Objective =>
In the entries that follow, find the word "from" and report each line it is on.

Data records
============

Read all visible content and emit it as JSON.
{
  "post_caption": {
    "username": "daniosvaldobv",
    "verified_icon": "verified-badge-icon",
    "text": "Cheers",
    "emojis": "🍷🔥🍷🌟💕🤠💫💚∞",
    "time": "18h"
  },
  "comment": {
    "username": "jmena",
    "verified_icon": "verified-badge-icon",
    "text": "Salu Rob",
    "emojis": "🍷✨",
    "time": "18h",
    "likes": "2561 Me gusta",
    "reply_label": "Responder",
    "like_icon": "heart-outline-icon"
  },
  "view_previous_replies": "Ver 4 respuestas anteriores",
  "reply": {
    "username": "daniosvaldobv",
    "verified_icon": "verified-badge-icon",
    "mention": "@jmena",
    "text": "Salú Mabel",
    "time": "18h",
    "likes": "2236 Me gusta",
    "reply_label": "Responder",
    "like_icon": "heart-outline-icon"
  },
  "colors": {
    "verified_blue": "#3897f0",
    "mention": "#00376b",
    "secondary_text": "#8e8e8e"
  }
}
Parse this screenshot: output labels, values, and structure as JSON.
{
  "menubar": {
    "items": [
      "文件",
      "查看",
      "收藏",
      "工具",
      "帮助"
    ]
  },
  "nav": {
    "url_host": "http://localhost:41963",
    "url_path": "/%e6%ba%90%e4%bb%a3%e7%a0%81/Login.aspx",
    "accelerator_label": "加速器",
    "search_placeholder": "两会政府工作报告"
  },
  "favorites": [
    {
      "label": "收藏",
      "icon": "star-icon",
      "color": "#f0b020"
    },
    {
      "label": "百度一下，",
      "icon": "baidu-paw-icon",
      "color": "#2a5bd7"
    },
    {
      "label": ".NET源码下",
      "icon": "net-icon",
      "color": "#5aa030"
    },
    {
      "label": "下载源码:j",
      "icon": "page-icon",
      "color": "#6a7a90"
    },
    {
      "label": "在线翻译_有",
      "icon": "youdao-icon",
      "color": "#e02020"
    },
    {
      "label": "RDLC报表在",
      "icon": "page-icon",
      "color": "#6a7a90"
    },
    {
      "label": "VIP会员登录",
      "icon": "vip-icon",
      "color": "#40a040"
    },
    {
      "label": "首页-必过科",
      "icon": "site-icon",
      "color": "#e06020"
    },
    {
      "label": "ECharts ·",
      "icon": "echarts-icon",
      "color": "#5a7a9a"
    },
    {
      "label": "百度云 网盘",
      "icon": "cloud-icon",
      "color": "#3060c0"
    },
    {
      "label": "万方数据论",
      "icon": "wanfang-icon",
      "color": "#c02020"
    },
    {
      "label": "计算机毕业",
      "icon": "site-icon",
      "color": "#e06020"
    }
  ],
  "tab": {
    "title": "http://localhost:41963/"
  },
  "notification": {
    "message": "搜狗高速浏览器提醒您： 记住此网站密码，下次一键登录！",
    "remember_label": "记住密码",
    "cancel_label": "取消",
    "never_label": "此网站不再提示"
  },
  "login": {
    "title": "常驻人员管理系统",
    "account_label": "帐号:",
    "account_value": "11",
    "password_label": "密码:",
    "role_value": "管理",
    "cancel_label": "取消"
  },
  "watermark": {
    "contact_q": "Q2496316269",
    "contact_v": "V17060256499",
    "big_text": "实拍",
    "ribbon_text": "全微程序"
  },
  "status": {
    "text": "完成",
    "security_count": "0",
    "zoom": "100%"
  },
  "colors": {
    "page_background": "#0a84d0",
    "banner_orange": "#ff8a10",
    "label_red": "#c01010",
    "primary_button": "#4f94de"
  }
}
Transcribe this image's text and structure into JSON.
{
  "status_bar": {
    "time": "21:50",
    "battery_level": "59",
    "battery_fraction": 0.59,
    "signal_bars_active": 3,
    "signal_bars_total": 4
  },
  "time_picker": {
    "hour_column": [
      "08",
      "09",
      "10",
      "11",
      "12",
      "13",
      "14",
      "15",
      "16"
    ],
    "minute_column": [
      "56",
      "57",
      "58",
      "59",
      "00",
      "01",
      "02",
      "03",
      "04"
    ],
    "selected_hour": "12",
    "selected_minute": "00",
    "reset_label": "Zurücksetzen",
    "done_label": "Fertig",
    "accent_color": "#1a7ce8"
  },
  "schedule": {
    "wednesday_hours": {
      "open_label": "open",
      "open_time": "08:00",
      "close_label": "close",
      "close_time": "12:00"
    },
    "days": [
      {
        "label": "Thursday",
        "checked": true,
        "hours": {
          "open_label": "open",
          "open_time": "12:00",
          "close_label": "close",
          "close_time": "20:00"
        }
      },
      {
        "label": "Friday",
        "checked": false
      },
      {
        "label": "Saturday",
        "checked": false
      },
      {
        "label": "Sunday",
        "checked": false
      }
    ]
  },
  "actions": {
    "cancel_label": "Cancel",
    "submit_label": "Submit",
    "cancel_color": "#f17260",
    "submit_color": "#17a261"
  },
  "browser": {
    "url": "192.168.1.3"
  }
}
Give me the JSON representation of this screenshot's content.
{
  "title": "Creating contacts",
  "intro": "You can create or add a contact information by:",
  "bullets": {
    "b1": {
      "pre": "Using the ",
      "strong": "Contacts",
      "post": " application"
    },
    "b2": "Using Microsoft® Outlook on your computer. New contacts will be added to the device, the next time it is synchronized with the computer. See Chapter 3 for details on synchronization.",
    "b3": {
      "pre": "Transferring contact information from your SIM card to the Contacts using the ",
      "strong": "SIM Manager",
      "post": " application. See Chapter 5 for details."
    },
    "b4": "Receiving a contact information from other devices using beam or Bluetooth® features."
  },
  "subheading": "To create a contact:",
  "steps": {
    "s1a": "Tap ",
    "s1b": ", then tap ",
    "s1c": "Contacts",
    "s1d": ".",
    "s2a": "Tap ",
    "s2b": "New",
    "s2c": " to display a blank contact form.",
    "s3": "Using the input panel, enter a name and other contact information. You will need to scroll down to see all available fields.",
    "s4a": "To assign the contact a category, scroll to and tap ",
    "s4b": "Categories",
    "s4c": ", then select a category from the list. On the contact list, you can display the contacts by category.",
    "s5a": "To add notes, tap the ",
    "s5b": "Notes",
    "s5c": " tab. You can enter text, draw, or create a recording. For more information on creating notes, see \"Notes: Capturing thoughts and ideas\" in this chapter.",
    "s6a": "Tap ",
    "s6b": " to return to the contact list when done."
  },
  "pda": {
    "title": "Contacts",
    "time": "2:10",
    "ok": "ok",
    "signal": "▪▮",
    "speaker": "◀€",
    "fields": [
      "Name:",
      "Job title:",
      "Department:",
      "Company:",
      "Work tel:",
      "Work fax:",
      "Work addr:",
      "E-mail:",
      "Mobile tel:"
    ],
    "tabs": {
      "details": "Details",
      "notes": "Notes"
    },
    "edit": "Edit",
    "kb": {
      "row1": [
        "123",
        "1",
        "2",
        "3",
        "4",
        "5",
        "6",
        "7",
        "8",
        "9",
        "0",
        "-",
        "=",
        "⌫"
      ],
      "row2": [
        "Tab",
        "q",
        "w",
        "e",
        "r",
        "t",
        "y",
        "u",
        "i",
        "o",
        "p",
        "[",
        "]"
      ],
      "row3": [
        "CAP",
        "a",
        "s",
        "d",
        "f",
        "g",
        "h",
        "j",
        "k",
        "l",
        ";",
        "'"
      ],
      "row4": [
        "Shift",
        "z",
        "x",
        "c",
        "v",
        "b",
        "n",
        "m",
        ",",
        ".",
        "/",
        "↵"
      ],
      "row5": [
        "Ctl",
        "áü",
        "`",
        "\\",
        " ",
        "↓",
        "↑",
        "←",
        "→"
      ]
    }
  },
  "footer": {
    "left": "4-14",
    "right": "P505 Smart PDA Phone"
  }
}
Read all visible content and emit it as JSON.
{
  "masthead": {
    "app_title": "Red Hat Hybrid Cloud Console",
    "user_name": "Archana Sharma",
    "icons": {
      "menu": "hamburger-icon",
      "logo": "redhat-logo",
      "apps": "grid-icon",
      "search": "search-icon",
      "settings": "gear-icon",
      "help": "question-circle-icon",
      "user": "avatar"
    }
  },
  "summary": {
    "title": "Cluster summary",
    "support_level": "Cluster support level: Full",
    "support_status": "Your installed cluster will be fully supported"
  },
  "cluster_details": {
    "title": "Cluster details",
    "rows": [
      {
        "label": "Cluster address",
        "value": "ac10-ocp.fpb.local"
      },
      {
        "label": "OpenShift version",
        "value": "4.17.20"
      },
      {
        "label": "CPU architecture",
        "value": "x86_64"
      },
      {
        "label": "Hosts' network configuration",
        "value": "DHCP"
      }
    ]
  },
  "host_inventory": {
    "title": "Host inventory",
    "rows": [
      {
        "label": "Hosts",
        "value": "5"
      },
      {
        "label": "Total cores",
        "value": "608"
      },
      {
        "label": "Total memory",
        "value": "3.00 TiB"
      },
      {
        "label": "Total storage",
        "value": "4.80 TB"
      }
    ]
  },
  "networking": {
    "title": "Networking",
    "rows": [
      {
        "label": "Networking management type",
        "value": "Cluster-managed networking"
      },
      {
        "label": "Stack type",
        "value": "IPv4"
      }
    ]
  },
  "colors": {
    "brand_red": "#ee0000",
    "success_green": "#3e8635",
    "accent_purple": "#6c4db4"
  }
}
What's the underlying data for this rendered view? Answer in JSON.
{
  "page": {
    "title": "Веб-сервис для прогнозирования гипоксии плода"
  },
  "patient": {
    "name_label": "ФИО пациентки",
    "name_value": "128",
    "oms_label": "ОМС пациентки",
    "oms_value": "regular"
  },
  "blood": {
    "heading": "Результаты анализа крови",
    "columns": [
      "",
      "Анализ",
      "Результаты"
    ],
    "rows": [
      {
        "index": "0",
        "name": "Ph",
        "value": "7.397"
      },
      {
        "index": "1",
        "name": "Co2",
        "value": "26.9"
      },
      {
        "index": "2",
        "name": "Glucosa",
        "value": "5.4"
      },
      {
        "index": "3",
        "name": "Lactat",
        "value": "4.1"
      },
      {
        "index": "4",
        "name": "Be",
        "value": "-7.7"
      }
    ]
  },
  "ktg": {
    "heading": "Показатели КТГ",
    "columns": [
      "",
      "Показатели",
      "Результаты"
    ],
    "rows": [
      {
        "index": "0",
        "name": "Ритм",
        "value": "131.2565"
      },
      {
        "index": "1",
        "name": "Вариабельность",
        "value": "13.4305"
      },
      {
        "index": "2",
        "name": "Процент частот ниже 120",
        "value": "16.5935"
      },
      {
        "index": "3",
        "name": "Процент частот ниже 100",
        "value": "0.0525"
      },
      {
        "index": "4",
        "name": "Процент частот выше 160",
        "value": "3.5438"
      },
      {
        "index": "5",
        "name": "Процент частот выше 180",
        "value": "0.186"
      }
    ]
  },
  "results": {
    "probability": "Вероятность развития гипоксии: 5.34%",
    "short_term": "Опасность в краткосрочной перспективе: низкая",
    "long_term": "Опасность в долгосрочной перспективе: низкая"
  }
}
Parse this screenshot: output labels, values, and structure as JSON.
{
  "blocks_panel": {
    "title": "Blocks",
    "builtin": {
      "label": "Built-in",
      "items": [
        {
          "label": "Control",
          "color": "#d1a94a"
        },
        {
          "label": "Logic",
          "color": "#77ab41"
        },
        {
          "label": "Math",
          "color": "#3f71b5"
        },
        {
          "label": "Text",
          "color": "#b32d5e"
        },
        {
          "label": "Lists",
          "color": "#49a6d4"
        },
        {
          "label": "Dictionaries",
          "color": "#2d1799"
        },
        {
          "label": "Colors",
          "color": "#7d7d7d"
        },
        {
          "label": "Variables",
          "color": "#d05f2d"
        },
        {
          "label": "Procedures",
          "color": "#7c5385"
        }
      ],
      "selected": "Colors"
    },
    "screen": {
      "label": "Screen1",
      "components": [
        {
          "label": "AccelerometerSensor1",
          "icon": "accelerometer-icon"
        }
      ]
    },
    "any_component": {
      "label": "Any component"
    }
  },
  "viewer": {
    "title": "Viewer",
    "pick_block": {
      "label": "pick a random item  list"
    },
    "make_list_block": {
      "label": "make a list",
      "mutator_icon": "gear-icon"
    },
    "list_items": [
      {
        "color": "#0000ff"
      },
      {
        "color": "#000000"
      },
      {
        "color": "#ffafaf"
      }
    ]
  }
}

============

Written reply =>
      "pre": "Transferring contact information from your SIM card to the Contacts using the ",
    "b4": "Receiving a contact information from other devices using beam or Bluetooth® features."
    "s4c": ", then select a category from the list. On the contact list, you can display the contacts by category.",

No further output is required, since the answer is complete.